Identify all lines in the data containing the string "nervosa". Copy them out.

# start of DATA SUPPLIED

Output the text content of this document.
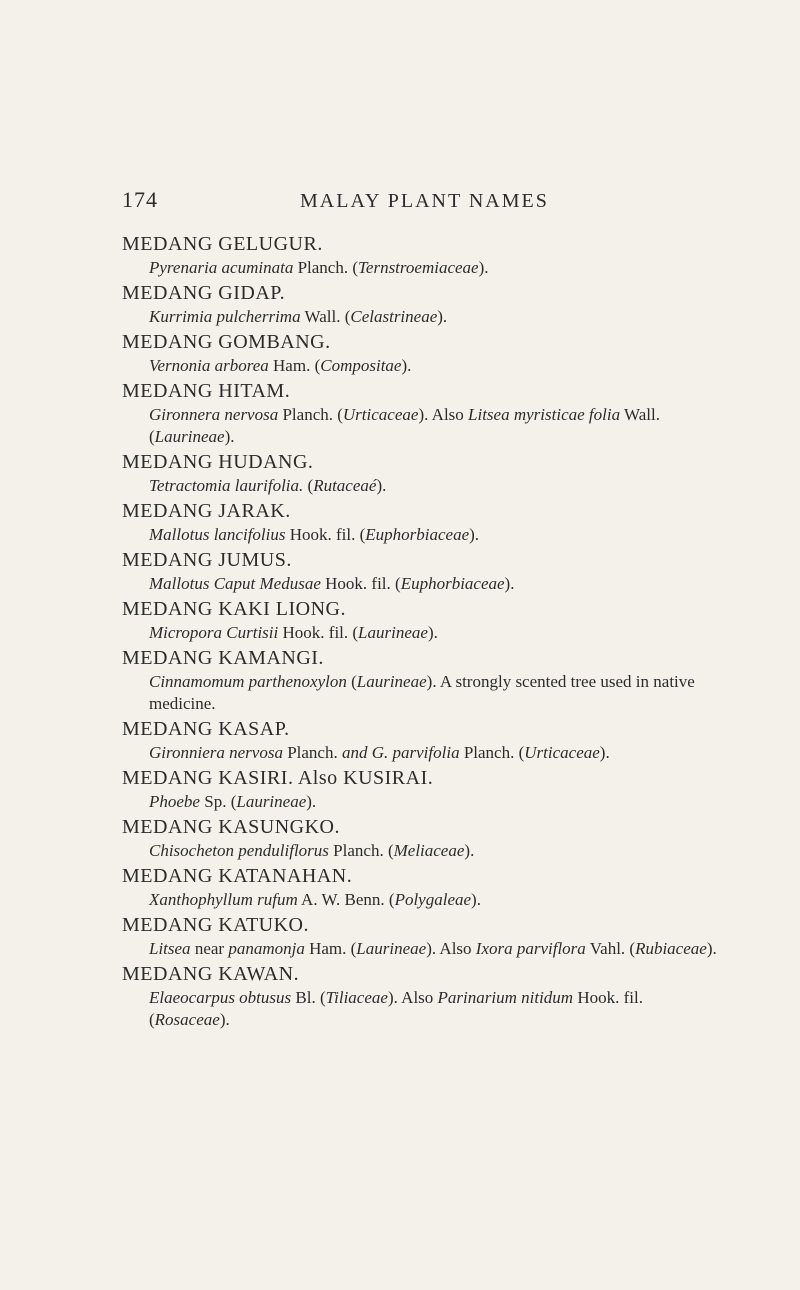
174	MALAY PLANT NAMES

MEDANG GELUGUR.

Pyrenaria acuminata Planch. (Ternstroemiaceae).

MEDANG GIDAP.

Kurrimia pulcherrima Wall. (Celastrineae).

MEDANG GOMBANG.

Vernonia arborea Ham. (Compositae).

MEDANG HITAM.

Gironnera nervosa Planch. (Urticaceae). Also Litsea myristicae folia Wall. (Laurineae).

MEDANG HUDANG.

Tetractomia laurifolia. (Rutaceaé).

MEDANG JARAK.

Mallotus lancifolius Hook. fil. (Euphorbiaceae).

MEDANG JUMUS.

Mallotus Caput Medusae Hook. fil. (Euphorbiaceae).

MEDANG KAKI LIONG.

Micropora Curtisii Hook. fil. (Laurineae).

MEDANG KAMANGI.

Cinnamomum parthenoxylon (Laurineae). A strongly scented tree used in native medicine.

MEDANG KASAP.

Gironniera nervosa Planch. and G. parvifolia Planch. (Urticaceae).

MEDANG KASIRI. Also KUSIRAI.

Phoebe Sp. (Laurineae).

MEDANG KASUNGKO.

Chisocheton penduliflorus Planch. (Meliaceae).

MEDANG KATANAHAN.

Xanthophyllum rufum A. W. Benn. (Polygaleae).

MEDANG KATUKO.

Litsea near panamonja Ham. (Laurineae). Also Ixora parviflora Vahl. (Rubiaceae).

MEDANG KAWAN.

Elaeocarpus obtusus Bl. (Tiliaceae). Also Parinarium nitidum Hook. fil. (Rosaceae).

# end of DATA SUPPLIED
# start of DATA SUPPLIED

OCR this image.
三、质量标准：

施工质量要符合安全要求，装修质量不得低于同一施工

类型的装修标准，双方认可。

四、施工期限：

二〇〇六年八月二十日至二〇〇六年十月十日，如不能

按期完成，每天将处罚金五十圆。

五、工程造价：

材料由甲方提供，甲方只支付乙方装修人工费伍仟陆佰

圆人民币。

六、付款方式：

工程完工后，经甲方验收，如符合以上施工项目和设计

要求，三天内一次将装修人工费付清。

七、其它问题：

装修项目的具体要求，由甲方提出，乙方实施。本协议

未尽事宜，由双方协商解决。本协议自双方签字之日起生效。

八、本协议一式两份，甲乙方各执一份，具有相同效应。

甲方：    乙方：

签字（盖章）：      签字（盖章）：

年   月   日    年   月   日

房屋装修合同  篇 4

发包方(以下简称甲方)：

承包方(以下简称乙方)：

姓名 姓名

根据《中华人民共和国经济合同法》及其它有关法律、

# end of DATA SUPPLIED
# start of DATA SUPPLIED

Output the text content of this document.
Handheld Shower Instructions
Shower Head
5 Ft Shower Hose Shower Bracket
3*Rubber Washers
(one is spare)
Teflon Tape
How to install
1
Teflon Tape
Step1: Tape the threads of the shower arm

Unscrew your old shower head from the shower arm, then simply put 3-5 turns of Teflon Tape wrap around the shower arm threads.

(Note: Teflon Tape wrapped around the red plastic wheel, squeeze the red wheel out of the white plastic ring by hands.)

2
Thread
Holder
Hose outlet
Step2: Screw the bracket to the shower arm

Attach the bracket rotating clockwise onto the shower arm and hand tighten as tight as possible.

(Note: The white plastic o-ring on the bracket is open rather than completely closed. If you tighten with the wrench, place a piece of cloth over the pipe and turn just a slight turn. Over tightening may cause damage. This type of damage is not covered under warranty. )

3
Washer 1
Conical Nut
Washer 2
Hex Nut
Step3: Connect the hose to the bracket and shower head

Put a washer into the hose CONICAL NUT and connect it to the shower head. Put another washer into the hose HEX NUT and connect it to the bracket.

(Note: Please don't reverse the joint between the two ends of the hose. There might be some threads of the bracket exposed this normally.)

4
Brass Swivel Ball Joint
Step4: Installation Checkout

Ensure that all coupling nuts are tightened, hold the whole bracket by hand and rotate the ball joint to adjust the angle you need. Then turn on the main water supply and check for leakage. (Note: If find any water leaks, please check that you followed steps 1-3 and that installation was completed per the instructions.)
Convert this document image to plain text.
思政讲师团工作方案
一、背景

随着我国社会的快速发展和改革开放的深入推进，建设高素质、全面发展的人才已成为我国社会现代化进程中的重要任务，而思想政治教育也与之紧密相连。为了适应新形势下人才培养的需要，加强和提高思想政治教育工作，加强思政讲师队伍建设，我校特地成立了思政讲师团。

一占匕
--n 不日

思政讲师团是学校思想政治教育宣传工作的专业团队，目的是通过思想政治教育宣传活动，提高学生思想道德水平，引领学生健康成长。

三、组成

# end of DATA SUPPLIED

| RESULT FOR THIS TASK |
Gironnera nervosa Planch. (Urticaceae). Also Litsea myristicae folia Wall. (Laurineae).
Gironniera nervosa Planch. and G. parvifolia Planch. (Urticaceae).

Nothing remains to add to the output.